**EXERCISE REQUIREMENTS:** From the listing below, pick out each line with the word "What".

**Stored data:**
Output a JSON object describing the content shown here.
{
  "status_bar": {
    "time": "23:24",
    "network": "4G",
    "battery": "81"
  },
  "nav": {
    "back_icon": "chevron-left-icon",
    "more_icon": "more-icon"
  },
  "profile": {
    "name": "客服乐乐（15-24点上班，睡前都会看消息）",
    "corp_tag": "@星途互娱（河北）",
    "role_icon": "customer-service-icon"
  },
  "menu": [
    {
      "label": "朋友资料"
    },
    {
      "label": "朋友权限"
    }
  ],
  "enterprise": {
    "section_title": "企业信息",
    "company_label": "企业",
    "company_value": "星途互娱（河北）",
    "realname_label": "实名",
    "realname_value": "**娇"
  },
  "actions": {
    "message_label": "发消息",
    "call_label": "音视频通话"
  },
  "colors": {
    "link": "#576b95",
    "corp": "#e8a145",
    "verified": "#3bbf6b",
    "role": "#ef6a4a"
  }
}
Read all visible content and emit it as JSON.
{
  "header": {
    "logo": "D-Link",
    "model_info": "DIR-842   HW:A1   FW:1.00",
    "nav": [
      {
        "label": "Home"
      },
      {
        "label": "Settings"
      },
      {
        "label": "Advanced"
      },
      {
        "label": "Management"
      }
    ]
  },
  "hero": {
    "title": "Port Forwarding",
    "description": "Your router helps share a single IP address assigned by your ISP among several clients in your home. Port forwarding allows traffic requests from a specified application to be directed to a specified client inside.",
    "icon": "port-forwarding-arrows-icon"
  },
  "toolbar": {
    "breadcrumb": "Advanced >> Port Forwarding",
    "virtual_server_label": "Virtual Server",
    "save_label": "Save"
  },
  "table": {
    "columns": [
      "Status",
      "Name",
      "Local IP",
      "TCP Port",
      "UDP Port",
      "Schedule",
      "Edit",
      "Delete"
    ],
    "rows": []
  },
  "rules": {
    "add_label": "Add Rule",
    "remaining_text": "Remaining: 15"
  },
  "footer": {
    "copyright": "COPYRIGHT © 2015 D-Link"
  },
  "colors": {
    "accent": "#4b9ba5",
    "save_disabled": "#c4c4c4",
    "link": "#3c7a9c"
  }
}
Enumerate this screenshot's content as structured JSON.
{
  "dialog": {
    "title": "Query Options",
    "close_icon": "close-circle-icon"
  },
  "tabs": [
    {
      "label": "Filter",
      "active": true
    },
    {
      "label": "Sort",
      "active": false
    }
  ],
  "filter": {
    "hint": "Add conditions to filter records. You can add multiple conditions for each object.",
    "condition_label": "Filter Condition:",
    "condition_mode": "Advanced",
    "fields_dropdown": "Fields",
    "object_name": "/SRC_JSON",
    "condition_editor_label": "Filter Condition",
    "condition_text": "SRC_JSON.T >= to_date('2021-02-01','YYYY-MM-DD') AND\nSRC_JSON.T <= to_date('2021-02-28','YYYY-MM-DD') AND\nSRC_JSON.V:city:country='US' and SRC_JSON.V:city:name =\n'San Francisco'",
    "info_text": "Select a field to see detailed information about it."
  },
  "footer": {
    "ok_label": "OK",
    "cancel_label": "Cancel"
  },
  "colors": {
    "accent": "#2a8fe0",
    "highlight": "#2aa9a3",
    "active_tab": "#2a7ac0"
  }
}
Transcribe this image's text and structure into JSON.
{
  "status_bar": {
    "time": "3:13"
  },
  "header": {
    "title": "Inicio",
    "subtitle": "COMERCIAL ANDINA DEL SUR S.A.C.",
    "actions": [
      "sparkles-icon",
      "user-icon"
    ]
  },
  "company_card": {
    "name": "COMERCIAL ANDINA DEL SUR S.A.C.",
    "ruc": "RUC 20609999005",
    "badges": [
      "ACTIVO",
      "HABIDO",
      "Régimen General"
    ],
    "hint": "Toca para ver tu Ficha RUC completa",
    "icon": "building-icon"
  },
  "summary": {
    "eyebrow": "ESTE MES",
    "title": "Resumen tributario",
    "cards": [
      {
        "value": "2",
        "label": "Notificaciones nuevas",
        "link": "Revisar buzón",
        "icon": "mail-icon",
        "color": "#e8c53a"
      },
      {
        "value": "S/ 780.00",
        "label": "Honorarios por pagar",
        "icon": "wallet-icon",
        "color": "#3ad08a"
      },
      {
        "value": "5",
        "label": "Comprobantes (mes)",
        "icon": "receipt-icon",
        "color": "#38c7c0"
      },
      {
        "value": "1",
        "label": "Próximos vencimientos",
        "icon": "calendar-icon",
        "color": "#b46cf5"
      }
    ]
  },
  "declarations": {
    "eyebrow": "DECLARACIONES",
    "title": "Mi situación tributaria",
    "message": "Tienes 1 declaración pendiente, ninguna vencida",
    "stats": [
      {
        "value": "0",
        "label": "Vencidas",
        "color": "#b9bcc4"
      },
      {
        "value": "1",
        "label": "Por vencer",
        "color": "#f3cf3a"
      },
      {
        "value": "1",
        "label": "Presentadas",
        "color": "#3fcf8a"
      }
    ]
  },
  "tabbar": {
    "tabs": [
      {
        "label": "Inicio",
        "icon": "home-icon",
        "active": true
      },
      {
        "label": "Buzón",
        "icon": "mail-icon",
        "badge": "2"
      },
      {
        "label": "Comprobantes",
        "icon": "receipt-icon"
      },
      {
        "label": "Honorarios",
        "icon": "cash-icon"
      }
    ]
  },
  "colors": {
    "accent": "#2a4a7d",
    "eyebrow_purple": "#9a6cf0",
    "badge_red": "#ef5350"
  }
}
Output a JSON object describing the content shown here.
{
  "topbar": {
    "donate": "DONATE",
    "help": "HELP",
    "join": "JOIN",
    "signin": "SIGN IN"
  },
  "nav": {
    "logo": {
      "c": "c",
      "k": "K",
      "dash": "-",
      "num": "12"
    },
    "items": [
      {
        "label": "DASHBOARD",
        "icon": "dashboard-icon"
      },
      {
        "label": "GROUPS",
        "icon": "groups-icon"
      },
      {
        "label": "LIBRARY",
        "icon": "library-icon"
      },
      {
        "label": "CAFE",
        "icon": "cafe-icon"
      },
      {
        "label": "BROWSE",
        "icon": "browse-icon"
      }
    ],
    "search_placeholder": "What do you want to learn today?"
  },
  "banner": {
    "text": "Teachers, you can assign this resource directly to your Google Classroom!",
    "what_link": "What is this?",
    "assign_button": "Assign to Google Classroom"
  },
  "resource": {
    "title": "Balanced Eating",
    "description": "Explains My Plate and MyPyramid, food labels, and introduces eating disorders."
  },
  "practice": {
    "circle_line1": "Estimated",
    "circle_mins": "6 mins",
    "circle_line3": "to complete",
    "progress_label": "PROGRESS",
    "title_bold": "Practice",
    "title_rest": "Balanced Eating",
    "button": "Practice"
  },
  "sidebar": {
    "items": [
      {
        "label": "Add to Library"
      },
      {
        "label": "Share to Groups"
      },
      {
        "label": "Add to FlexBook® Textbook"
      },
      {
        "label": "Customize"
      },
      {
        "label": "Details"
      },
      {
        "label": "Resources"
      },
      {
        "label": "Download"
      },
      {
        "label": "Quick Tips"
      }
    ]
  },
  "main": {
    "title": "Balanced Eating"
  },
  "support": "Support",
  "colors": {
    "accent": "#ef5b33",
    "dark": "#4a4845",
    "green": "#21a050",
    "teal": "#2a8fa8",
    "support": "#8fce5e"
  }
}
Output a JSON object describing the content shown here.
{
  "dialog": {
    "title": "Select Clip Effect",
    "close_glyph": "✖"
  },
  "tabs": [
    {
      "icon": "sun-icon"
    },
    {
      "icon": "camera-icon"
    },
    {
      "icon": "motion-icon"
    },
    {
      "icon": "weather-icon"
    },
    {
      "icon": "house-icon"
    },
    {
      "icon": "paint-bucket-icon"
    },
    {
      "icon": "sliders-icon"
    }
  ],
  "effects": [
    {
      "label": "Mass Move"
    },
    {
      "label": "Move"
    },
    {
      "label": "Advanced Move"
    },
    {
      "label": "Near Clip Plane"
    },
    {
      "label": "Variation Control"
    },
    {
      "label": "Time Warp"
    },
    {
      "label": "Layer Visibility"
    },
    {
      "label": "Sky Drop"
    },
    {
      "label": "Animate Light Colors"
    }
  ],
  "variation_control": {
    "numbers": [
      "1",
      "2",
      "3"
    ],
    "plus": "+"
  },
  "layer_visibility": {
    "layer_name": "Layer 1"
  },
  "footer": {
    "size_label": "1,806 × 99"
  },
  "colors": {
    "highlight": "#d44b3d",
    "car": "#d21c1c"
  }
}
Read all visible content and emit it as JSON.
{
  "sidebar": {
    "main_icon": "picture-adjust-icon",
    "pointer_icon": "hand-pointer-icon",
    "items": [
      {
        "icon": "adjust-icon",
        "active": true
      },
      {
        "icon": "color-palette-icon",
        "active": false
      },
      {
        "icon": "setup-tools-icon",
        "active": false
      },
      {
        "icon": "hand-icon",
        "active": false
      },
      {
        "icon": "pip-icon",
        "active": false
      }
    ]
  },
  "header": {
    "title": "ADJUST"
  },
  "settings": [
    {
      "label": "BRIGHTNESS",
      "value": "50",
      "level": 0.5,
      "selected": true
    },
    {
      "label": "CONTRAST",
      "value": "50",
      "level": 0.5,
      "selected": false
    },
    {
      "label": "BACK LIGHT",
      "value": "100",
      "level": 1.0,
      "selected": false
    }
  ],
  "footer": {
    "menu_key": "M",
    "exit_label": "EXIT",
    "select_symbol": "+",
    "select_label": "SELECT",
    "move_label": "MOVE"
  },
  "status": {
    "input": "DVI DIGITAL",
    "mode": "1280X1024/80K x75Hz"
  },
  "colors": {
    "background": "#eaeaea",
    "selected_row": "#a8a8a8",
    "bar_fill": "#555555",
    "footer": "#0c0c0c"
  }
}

**EXERCISE SOLUTION:**
    "search_placeholder": "What do you want to learn today?"
    "what_link": "What is this?",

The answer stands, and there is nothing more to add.